───── Material supplied

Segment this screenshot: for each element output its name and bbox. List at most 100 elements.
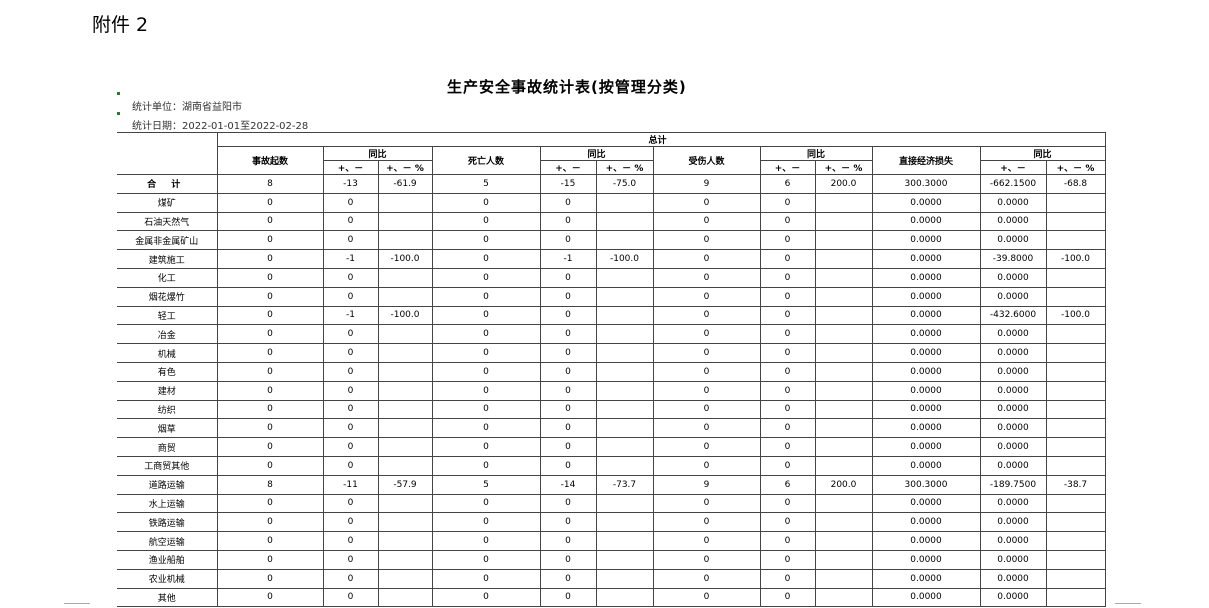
table-row: 冶金 0 0 0 0 0 0 0.0000 0.0000 [117,324,1106,345]
row-label: 航空运输 [117,531,218,551]
header-pct: +、－ % [814,160,873,175]
table-cell: 0 [322,399,379,420]
table-cell: 0.0000 [871,211,981,232]
table-cell: 0 [322,531,379,551]
table-cell: -14 [539,474,597,495]
table-cell: 0 [652,455,761,476]
table-cell [1045,549,1106,570]
table-cell [1045,399,1106,420]
table-cell: 0 [759,512,816,533]
table-cell: 0.0000 [979,230,1047,251]
table-cell: 0 [759,286,816,307]
table-cell: 0 [652,549,761,570]
header-yoy: 同比 [759,146,873,161]
table-cell: 0 [652,230,761,251]
header-injuries: 受伤人数 [652,146,761,175]
header-deaths: 死亡人数 [431,146,541,175]
table-cell: 0 [216,230,324,251]
table-cell: -100.0 [377,305,433,326]
table-row: 轻工 0 -1 -100.0 0 0 0 0 0.0000 -432.6000 -100.0 [117,305,1106,326]
table-cell [814,211,873,232]
table-cell: 0 [322,587,379,608]
table-cell: 0.0000 [979,568,1047,589]
row-label: 渔业船舶 [117,549,218,570]
table-cell [1045,230,1106,251]
table-cell [814,361,873,382]
table-cell: 9 [652,174,761,194]
table-cell [595,267,654,288]
table-cell [377,267,433,288]
table-cell: 0.0000 [871,512,981,533]
total-row: 合 计 8 -13 -61.9 5 -15 -75.0 9 6 200.0 300.3000 -662… [117,174,1106,194]
table-cell: -100.0 [1045,305,1106,326]
table-cell: 0.0000 [871,549,981,570]
table-cell [814,568,873,589]
table-cell: 0 [759,399,816,420]
table-row: 航空运输 0 0 0 0 0 0 0.0000 0.0000 [117,531,1106,551]
table-cell [595,437,654,457]
table-cell: 0 [322,361,379,382]
table-cell: 0.0000 [871,437,981,457]
row-label: 金属非金属矿山 [117,230,218,251]
table-cell: 0.0000 [871,324,981,345]
table-cell: 0.0000 [871,587,981,608]
header-pct: +、－ % [1045,160,1106,175]
table-row: 道路运输 8 -11 -57.9 5 -14 -73.7 9 6 200.0 300.3000 -18… [117,474,1106,495]
table-cell [595,305,654,326]
table-cell: 0 [431,587,541,608]
table-cell: 0 [216,493,324,514]
table-cell: 0 [539,324,597,345]
table-row: 纺织 0 0 0 0 0 0 0.0000 0.0000 [117,399,1106,420]
table-cell [1045,343,1106,363]
table-cell: 0.0000 [979,192,1047,213]
table-cell: 0.0000 [871,267,981,288]
table-cell: -68.8 [1045,174,1106,194]
table-cell: 0 [431,418,541,439]
table-cell [595,399,654,420]
table-cell: 0 [216,286,324,307]
table-cell: 8 [216,474,324,495]
table-cell: 0.0000 [979,455,1047,476]
table-cell: 0.0000 [979,324,1047,345]
table-cell: 0 [216,437,324,457]
table-cell: 0.0000 [979,399,1047,420]
table-cell: 0 [216,343,324,363]
table-cell: 0.0000 [979,267,1047,288]
table-cell: 0 [539,192,597,213]
table-cell: 0.0000 [871,343,981,363]
table-row: 农业机械 0 0 0 0 0 0 0.0000 0.0000 [117,568,1106,589]
table-cell [377,286,433,307]
table-cell [814,512,873,533]
row-label: 商贸 [117,437,218,457]
table-cell: 0.0000 [979,380,1047,401]
table-cell: 0 [431,267,541,288]
table-cell: 0.0000 [871,249,981,269]
table-cell [1045,361,1106,382]
table-cell: 0 [322,343,379,363]
table-cell: 0 [652,192,761,213]
table-cell: 0 [431,493,541,514]
table-cell [377,324,433,345]
table-cell: 0.0000 [979,587,1047,608]
table-cell: 0 [431,380,541,401]
table-cell: 0 [759,418,816,439]
header-yoy: 同比 [322,146,433,161]
table-cell: -15 [539,174,597,194]
table-cell: -432.6000 [979,305,1047,326]
table-cell [595,211,654,232]
table-cell: 0 [539,343,597,363]
table-cell [1045,587,1106,608]
header-pct: +、－ % [377,160,433,175]
row-label: 机械 [117,343,218,363]
table-cell: 0 [652,305,761,326]
table-cell: 0.0000 [871,361,981,382]
table-cell: 0 [652,418,761,439]
table-cell: 0.0000 [979,418,1047,439]
table-cell: 0.0000 [979,549,1047,570]
table-cell: 0 [759,568,816,589]
header-loss: 直接经济损失 [871,146,981,175]
table-cell [595,493,654,514]
table-cell: 0 [539,230,597,251]
row-label: 石油天然气 [117,211,218,232]
table-cell [595,531,654,551]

──────────

**Requirements:** How many of the lines above contain the string "航空运输", with case counting? Reply with the number alone.

**Written answer:** 2